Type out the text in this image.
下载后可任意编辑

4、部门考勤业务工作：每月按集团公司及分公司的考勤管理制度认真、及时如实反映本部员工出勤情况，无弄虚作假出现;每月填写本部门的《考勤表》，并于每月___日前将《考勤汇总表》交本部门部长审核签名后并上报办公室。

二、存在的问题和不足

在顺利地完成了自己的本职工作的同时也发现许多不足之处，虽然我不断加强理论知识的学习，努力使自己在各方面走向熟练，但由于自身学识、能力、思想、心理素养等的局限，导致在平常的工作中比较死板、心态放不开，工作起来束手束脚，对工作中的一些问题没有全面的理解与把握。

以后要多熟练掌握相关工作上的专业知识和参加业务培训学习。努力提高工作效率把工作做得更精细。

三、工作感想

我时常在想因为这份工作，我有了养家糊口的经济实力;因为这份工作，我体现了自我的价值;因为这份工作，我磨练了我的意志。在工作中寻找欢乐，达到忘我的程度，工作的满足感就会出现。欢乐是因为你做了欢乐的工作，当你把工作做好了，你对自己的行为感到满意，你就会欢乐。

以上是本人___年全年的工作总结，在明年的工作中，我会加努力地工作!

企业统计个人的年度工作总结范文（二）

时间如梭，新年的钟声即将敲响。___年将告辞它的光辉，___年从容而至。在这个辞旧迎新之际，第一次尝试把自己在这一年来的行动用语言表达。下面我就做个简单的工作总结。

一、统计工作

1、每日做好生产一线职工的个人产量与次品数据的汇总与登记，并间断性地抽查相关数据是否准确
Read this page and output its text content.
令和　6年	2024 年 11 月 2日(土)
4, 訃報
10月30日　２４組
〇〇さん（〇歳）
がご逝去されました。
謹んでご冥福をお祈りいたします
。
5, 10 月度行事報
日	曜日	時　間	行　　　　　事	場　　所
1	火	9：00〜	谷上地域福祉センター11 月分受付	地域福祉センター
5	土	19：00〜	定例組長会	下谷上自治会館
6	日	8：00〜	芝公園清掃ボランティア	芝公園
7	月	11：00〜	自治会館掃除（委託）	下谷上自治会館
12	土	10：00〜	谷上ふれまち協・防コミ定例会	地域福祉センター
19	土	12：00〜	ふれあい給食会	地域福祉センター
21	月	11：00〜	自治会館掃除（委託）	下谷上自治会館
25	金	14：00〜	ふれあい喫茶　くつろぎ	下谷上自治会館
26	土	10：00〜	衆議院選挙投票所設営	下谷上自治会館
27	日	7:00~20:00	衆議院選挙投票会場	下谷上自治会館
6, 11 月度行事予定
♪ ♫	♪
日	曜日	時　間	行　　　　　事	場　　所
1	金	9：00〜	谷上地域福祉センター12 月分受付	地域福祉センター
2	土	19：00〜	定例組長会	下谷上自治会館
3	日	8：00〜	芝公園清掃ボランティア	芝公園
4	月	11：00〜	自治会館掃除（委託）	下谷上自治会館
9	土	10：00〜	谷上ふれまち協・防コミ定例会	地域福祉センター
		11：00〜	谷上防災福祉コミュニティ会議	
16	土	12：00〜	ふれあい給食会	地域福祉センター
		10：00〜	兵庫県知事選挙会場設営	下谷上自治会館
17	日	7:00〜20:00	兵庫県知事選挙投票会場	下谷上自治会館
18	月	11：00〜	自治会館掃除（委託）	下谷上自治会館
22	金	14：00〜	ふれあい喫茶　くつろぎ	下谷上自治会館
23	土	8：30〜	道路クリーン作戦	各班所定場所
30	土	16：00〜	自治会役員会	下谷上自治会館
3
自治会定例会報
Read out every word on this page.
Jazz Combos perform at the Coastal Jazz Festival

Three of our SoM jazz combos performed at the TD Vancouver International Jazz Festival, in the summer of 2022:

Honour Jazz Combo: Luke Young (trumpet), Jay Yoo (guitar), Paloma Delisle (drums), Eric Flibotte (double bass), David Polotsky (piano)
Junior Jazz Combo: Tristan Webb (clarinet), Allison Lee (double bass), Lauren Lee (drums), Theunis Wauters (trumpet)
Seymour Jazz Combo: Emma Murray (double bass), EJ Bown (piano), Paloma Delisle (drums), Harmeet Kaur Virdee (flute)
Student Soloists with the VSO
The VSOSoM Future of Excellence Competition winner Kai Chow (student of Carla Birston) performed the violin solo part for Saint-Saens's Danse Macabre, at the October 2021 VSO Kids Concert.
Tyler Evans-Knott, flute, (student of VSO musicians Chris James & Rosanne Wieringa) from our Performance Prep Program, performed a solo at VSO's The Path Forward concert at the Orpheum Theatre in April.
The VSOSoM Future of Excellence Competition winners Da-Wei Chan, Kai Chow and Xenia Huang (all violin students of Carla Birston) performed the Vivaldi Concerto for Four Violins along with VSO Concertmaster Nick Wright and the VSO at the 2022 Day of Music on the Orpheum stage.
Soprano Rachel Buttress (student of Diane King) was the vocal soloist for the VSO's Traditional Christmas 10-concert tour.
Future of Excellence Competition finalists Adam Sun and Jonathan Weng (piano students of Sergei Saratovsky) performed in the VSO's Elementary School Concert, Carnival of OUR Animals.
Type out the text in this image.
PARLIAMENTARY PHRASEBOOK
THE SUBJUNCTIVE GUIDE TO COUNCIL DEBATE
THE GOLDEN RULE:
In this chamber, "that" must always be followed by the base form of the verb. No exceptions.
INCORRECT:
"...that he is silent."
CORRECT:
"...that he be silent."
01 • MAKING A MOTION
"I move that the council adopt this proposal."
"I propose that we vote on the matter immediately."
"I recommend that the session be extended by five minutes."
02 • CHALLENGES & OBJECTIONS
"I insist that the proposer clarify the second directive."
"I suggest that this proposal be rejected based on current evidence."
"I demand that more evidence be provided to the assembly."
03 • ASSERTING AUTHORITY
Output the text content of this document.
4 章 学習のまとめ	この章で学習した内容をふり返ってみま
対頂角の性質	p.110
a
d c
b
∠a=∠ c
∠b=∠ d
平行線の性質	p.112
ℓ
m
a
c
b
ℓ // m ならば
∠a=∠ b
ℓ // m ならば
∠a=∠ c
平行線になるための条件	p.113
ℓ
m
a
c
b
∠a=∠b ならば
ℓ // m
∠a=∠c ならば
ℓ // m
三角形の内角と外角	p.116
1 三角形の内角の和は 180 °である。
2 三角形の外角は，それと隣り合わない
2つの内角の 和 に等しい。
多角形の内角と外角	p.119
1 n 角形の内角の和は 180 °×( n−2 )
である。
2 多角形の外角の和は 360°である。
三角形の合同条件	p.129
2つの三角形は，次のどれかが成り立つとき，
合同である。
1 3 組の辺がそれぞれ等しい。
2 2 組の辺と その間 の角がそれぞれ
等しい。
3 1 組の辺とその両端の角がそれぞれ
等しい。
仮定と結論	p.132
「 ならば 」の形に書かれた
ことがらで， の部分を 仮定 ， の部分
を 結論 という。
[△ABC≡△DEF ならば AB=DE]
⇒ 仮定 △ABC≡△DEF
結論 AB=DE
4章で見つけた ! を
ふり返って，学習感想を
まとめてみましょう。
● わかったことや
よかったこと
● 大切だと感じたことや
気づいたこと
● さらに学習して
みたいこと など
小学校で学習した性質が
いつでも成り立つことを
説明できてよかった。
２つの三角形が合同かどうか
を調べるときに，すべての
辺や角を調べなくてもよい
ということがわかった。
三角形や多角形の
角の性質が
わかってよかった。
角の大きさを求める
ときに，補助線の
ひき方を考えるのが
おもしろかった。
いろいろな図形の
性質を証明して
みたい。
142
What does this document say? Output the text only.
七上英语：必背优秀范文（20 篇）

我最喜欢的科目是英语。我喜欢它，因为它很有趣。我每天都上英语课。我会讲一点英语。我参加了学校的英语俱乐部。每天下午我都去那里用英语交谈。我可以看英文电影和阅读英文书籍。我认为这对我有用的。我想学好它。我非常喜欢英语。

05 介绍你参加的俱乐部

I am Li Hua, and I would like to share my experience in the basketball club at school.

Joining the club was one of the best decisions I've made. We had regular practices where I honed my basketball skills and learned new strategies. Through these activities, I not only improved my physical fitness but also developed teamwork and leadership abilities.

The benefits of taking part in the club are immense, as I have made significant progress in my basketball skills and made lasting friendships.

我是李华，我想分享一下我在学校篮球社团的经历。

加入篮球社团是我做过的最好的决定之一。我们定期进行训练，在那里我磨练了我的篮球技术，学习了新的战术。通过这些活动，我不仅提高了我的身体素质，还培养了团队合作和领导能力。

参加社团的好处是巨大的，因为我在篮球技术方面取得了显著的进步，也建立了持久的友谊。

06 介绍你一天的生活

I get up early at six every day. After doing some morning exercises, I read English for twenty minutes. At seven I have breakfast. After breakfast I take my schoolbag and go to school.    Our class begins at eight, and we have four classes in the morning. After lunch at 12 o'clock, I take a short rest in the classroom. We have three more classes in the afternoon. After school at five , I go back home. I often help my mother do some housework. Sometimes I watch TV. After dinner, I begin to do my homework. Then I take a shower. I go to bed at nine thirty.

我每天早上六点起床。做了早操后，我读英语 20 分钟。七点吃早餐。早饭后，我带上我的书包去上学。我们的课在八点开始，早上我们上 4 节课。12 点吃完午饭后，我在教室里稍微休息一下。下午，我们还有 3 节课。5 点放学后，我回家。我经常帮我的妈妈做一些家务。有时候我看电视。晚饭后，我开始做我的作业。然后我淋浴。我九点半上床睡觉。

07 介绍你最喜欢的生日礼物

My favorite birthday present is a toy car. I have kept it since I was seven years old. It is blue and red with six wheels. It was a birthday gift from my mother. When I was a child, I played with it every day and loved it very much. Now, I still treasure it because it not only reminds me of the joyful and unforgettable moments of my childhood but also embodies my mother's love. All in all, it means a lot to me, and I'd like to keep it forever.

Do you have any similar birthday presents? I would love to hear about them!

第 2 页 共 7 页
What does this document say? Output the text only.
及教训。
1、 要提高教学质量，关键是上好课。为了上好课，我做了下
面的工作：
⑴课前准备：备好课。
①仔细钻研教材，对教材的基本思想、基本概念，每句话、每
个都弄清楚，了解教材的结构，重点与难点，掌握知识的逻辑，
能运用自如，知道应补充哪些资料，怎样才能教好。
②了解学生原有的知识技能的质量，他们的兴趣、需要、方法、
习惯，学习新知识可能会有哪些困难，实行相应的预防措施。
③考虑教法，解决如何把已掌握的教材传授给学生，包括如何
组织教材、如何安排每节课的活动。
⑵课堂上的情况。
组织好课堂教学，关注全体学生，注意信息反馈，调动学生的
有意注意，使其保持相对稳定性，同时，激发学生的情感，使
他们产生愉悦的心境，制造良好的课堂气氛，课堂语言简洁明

--------------------

- _Task to complete_: Check every line of the data, and copy the ones that contain "evidence".

- _In response_:
"I suggest that this proposal be rejected based on current evidence."
"I demand that more evidence be provided to the assembly."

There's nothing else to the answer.